### INSTRUCTION
Output the entries verbatim, including every line.

########

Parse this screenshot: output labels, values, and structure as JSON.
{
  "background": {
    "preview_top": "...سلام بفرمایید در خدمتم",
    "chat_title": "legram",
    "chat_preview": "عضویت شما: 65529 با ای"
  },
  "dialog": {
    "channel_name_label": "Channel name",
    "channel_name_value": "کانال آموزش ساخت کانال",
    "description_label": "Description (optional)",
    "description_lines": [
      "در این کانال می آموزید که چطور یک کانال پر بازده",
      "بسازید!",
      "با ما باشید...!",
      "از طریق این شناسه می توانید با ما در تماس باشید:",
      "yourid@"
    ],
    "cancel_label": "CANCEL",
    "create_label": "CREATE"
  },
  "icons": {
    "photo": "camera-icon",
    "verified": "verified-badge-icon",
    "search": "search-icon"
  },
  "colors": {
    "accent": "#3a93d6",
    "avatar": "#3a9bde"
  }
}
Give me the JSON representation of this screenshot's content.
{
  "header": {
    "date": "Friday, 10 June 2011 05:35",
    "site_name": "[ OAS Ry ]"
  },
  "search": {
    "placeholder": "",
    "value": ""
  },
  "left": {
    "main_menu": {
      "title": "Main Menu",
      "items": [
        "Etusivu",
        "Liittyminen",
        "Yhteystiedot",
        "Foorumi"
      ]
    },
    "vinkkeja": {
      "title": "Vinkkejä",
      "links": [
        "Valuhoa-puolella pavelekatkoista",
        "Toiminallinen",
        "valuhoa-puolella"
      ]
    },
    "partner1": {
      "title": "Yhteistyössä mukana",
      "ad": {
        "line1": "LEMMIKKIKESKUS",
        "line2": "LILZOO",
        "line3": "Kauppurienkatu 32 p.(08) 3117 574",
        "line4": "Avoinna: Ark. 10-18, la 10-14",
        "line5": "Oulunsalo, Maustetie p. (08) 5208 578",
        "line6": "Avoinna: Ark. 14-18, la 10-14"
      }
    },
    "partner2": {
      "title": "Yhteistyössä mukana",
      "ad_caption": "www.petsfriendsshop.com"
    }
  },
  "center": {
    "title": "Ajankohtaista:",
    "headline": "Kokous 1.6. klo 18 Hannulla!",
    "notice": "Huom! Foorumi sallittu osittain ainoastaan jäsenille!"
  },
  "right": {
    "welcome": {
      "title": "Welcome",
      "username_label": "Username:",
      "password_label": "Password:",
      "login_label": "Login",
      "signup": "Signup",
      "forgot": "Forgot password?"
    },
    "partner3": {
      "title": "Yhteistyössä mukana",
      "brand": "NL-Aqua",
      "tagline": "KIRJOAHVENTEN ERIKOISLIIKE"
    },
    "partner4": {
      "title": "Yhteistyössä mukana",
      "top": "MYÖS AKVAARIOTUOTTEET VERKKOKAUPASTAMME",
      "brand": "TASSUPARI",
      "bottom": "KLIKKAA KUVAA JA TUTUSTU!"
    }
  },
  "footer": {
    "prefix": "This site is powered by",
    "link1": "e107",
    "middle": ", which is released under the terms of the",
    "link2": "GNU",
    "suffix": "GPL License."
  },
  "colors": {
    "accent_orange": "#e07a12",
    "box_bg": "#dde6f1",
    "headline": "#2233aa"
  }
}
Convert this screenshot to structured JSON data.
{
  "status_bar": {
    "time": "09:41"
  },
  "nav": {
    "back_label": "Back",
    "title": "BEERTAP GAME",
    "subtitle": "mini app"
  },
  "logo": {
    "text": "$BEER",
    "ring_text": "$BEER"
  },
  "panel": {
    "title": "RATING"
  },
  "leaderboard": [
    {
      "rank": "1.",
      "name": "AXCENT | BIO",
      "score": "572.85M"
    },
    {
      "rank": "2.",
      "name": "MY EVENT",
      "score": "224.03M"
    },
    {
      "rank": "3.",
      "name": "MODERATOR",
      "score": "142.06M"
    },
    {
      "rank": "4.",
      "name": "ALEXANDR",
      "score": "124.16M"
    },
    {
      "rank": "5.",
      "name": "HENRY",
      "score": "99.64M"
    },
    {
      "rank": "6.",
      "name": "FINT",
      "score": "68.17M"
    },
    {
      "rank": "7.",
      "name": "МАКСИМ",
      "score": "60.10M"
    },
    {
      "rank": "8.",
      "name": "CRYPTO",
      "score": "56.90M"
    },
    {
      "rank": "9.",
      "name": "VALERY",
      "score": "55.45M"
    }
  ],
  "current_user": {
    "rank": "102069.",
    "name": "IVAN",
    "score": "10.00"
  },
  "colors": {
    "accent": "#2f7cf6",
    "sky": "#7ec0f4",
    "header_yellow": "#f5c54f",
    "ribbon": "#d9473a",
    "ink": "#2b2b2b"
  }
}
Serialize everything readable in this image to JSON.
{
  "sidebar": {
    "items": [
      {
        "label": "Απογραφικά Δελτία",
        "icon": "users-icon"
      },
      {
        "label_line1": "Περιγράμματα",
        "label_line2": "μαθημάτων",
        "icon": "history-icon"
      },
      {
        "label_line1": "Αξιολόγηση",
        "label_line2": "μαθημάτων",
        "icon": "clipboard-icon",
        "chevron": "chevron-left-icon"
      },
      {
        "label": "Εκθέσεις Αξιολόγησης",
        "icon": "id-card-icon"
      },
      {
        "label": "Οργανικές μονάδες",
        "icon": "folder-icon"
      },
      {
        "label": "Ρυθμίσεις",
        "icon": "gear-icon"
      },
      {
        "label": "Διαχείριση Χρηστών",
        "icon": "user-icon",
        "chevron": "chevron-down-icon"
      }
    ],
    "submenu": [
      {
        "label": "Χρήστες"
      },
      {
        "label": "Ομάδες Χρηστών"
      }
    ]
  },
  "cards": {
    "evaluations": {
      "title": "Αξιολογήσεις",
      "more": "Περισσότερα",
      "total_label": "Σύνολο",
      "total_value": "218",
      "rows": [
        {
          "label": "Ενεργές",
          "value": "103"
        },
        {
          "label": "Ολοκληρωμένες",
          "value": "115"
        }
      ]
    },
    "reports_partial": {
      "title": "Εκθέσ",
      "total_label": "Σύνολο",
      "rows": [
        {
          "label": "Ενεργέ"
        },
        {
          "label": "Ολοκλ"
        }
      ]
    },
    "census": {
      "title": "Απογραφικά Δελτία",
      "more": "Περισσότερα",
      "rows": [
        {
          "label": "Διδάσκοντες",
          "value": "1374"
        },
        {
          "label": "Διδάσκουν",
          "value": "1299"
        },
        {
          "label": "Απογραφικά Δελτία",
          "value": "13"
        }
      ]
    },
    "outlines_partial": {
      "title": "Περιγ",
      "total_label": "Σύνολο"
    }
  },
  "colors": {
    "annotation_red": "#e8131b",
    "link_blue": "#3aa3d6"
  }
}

########

### THE REPLY
Parse this screenshot: output labels, values, and structure as JSON.
{
  "background": {
    "preview_top": "...سلام بفرمایید در خدمتم",
    "chat_title": "legram",
    "chat_preview": "عضویت شما: 65529 با ای"
  },
  "dialog": {
    "channel_name_label": "Channel name",
    "channel_name_value": "کانال آموزش ساخت کانال",
    "description_label": "Description (optional)",
    "description_lines": [
      "در این کانال می آموزید که چطور یک کانال پر بازده",
      "بسازید!",
      "با ما باشید...!",
      "از طریق این شناسه می توانید با ما در تماس باشید:",
      "yourid@"
    ],
    "cancel_label": "CANCEL",
    "create_label": "CREATE"
  },
  "icons": {
    "photo": "camera-icon",
    "verified": "verified-badge-icon",
    "search": "search-icon"
  },
  "colors": {
    "accent": "#3a93d6",
    "avatar": "#3a9bde"
  }
}
Give me the JSON representation of this screenshot's content.
{
  "header": {
    "date": "Friday, 10 June 2011 05:35",
    "site_name": "[ OAS Ry ]"
  },
  "search": {
    "placeholder": "",
    "value": ""
  },
  "left": {
    "main_menu": {
      "title": "Main Menu",
      "items": [
        "Etusivu",
        "Liittyminen",
        "Yhteystiedot",
        "Foorumi"
      ]
    },
    "vinkkeja": {
      "title": "Vinkkejä",
      "links": [
        "Valuhoa-puolella pavelekatkoista",
        "Toiminallinen",
        "valuhoa-puolella"
      ]
    },
    "partner1": {
      "title": "Yhteistyössä mukana",
      "ad": {
        "line1": "LEMMIKKIKESKUS",
        "line2": "LILZOO",
        "line3": "Kauppurienkatu 32 p.(08) 3117 574",
        "line4": "Avoinna: Ark. 10-18, la 10-14",
        "line5": "Oulunsalo, Maustetie p. (08) 5208 578",
        "line6": "Avoinna: Ark. 14-18, la 10-14"
      }
    },
    "partner2": {
      "title": "Yhteistyössä mukana",
      "ad_caption": "www.petsfriendsshop.com"
    }
  },
  "center": {
    "title": "Ajankohtaista:",
    "headline": "Kokous 1.6. klo 18 Hannulla!",
    "notice": "Huom! Foorumi sallittu osittain ainoastaan jäsenille!"
  },
  "right": {
    "welcome": {
      "title": "Welcome",
      "username_label": "Username:",
      "password_label": "Password:",
      "login_label": "Login",
      "signup": "Signup",
      "forgot": "Forgot password?"
    },
    "partner3": {
      "title": "Yhteistyössä mukana",
      "brand": "NL-Aqua",
      "tagline": "KIRJOAHVENTEN ERIKOISLIIKE"
    },
    "partner4": {
      "title": "Yhteistyössä mukana",
      "top": "MYÖS AKVAARIOTUOTTEET VERKKOKAUPASTAMME",
      "brand": "TASSUPARI",
      "bottom": "KLIKKAA KUVAA JA TUTUSTU!"
    }
  },
  "footer": {
    "prefix": "This site is powered by",
    "link1": "e107",
    "middle": ", which is released under the terms of the",
    "link2": "GNU",
    "suffix": "GPL License."
  },
  "colors": {
    "accent_orange": "#e07a12",
    "box_bg": "#dde6f1",
    "headline": "#2233aa"
  }
}
Convert this screenshot to structured JSON data.
{
  "status_bar": {
    "time": "09:41"
  },
  "nav": {
    "back_label": "Back",
    "title": "BEERTAP GAME",
    "subtitle": "mini app"
  },
  "logo": {
    "text": "$BEER",
    "ring_text": "$BEER"
  },
  "panel": {
    "title": "RATING"
  },
  "leaderboard": [
    {
      "rank": "1.",
      "name": "AXCENT | BIO",
      "score": "572.85M"
    },
    {
      "rank": "2.",
      "name": "MY EVENT",
      "score": "224.03M"
    },
    {
      "rank": "3.",
      "name": "MODERATOR",
      "score": "142.06M"
    },
    {
      "rank": "4.",
      "name": "ALEXANDR",
      "score": "124.16M"
    },
    {
      "rank": "5.",
      "name": "HENRY",
      "score": "99.64M"
    },
    {
      "rank": "6.",
      "name": "FINT",
      "score": "68.17M"
    },
    {
      "rank": "7.",
      "name": "МАКСИМ",
      "score": "60.10M"
    },
    {
      "rank": "8.",
      "name": "CRYPTO",
      "score": "56.90M"
    },
    {
      "rank": "9.",
      "name": "VALERY",
      "score": "55.45M"
    }
  ],
  "current_user": {
    "rank": "102069.",
    "name": "IVAN",
    "score": "10.00"
  },
  "colors": {
    "accent": "#2f7cf6",
    "sky": "#7ec0f4",
    "header_yellow": "#f5c54f",
    "ribbon": "#d9473a",
    "ink": "#2b2b2b"
  }
}
Serialize everything readable in this image to JSON.
{
  "sidebar": {
    "items": [
      {
        "label": "Απογραφικά Δελτία",
        "icon": "users-icon"
      },
      {
        "label_line1": "Περιγράμματα",
        "label_line2": "μαθημάτων",
        "icon": "history-icon"
      },
      {
        "label_line1": "Αξιολόγηση",
        "label_line2": "μαθημάτων",
        "icon": "clipboard-icon",
        "chevron": "chevron-left-icon"
      },
      {
        "label": "Εκθέσεις Αξιολόγησης",
        "icon": "id-card-icon"
      },
      {
        "label": "Οργανικές μονάδες",
        "icon": "folder-icon"
      },
      {
        "label": "Ρυθμίσεις",
        "icon": "gear-icon"
      },
      {
        "label": "Διαχείριση Χρηστών",
        "icon": "user-icon",
        "chevron": "chevron-down-icon"
      }
    ],
    "submenu": [
      {
        "label": "Χρήστες"
      },
      {
        "label": "Ομάδες Χρηστών"
      }
    ]
  },
  "cards": {
    "evaluations": {
      "title": "Αξιολογήσεις",
      "more": "Περισσότερα",
      "total_label": "Σύνολο",
      "total_value": "218",
      "rows": [
        {
          "label": "Ενεργές",
          "value": "103"
        },
        {
          "label": "Ολοκληρωμένες",
          "value": "115"
        }
      ]
    },
    "reports_partial": {
      "title": "Εκθέσ",
      "total_label": "Σύνολο",
      "rows": [
        {
          "label": "Ενεργέ"
        },
        {
          "label": "Ολοκλ"
        }
      ]
    },
    "census": {
      "title": "Απογραφικά Δελτία",
      "more": "Περισσότερα",
      "rows": [
        {
          "label": "Διδάσκοντες",
          "value": "1374"
        },
        {
          "label": "Διδάσκουν",
          "value": "1299"
        },
        {
          "label": "Απογραφικά Δελτία",
          "value": "13"
        }
      ]
    },
    "outlines_partial": {
      "title": "Περιγ",
      "total_label": "Σύνολο"
    }
  },
  "colors": {
    "annotation_red": "#e8131b",
    "link_blue": "#3aa3d6"
  }
}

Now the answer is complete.